TASK INSTRUCTIONS: Take each line that has the word "України" and return it.

INPUT DATA:

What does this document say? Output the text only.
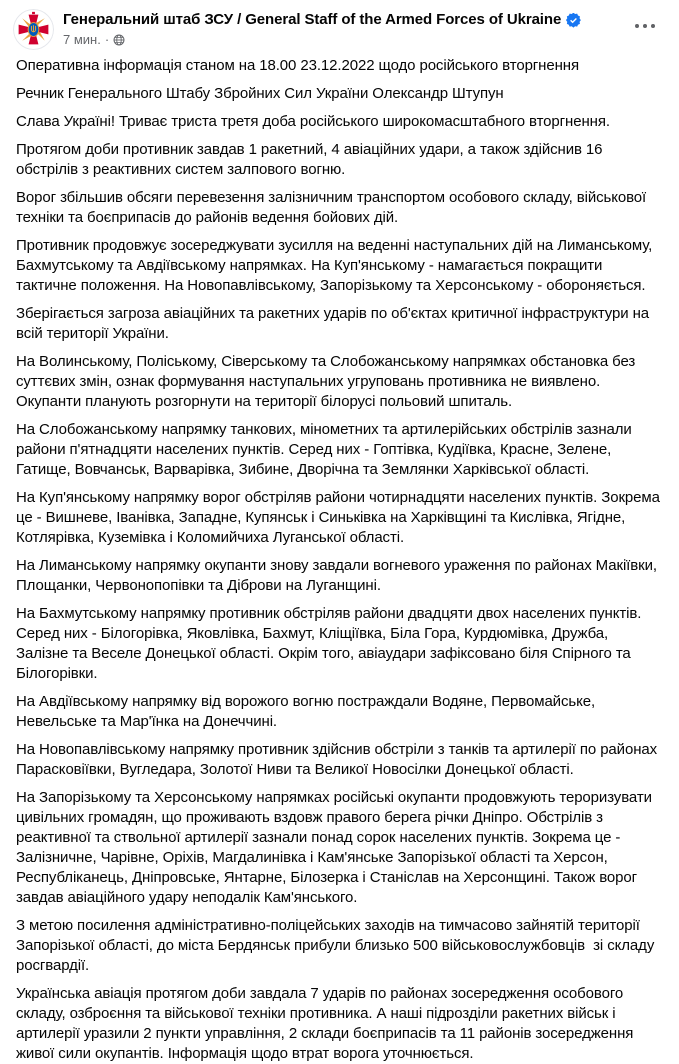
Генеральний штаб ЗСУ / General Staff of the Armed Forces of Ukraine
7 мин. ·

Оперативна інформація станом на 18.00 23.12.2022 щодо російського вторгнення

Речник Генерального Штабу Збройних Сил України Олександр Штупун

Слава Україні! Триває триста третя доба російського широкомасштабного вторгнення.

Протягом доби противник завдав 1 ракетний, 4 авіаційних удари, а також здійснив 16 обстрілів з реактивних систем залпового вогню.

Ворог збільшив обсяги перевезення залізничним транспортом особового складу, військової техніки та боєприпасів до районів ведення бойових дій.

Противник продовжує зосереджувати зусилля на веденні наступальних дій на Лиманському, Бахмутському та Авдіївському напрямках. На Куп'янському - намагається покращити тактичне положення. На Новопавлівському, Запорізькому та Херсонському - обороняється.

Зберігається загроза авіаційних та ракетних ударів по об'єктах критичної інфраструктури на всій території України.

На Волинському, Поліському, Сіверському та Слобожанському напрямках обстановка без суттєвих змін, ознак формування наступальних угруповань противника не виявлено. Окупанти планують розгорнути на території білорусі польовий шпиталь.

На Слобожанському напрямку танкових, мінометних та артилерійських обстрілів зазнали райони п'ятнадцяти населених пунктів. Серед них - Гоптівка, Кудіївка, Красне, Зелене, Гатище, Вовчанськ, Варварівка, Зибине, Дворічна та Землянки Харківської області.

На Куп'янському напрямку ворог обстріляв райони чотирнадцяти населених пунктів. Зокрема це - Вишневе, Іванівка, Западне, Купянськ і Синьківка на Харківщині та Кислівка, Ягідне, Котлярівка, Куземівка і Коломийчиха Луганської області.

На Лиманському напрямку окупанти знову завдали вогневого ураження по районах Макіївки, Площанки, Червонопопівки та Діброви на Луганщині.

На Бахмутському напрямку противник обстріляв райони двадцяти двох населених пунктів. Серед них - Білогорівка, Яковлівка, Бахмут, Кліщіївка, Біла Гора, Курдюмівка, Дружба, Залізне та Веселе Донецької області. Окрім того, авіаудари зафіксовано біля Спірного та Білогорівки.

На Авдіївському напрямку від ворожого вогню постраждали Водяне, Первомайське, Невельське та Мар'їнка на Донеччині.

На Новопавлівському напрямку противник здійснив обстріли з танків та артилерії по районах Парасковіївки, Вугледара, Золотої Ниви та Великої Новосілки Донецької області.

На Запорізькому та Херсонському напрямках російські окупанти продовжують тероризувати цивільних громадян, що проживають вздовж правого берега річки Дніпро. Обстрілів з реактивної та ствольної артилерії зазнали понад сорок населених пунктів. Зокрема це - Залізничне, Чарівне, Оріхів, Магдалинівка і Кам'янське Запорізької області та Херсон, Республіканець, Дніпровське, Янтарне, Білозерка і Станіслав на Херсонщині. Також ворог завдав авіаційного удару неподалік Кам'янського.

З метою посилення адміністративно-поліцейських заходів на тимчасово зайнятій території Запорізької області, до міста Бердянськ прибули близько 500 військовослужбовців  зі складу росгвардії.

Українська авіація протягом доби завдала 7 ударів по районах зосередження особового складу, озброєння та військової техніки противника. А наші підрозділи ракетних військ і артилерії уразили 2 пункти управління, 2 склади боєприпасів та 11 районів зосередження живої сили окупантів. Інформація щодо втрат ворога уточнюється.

---

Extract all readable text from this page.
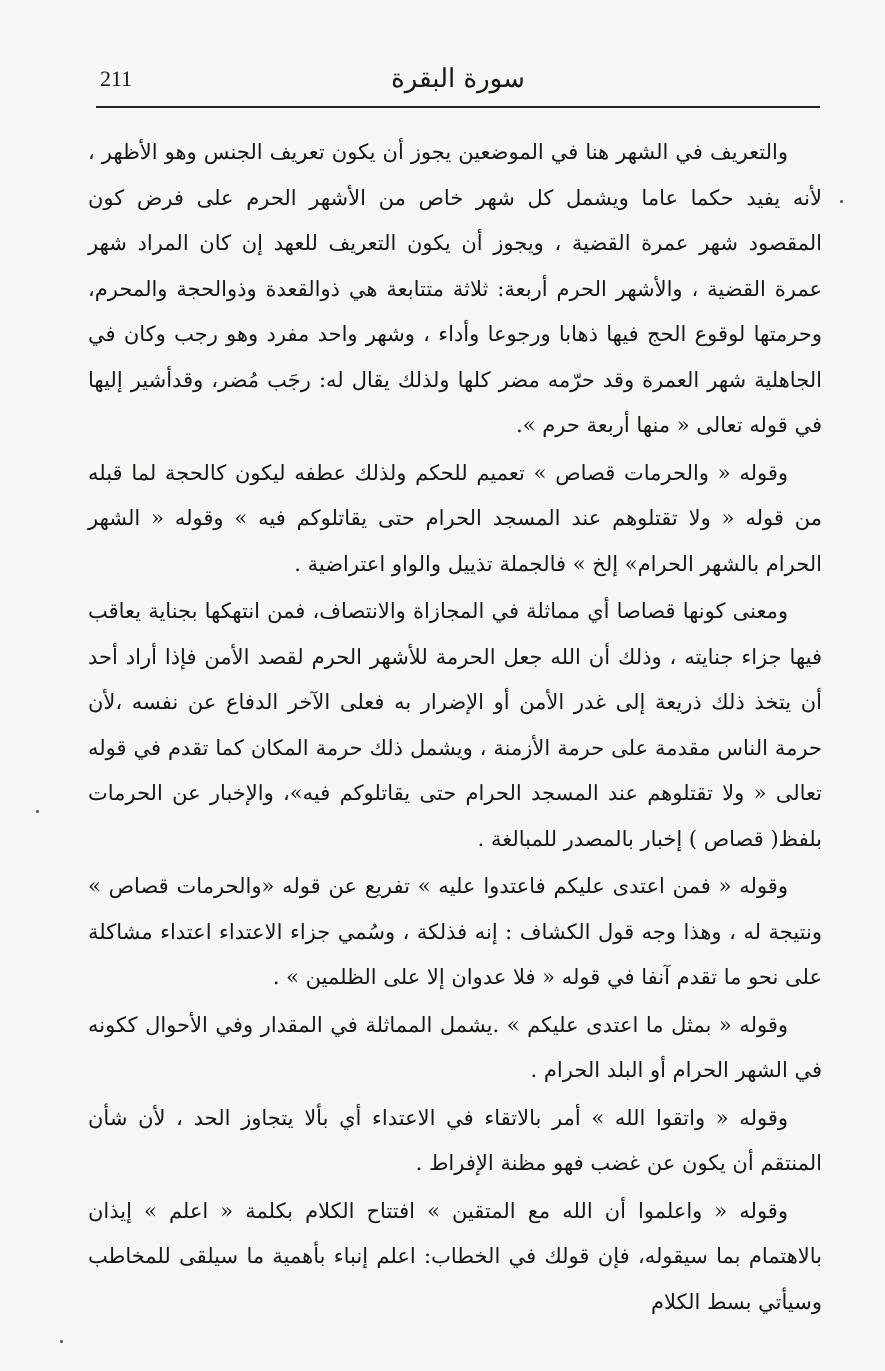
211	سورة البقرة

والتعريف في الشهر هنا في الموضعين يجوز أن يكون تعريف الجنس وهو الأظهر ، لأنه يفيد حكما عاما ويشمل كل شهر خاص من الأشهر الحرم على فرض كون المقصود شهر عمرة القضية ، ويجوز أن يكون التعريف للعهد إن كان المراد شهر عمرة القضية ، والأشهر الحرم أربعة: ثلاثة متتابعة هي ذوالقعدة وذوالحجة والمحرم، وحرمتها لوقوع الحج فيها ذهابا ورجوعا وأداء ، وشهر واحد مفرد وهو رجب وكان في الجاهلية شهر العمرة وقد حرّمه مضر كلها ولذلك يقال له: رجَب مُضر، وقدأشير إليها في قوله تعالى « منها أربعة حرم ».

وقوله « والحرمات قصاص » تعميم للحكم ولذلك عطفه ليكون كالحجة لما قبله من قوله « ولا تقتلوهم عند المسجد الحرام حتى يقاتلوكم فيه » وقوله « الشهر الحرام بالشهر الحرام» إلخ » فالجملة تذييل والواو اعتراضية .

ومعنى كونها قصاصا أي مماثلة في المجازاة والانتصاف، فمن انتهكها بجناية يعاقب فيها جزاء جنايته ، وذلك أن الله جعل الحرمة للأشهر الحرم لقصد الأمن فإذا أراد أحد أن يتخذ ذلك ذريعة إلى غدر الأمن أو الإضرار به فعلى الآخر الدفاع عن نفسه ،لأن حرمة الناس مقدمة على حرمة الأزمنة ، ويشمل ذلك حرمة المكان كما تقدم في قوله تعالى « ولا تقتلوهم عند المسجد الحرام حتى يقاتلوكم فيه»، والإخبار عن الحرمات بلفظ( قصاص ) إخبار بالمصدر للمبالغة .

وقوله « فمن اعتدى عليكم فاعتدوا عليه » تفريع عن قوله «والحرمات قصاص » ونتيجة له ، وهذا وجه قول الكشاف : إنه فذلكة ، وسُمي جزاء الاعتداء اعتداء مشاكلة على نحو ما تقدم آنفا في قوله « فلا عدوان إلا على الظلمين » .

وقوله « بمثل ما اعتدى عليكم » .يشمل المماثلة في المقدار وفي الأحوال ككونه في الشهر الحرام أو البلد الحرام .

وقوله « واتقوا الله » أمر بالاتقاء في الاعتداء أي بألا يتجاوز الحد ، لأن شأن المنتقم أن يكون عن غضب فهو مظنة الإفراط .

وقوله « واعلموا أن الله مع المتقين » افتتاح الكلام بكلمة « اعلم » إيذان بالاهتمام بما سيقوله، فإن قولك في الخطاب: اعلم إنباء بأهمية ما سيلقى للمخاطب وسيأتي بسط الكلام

TASK SOLUTION:
Речник Генерального Штабу Збройних Сил України Олександр Штупун
Зберігається загроза авіаційних та ракетних ударів по об'єктах критичної інфраструктури на всій території України.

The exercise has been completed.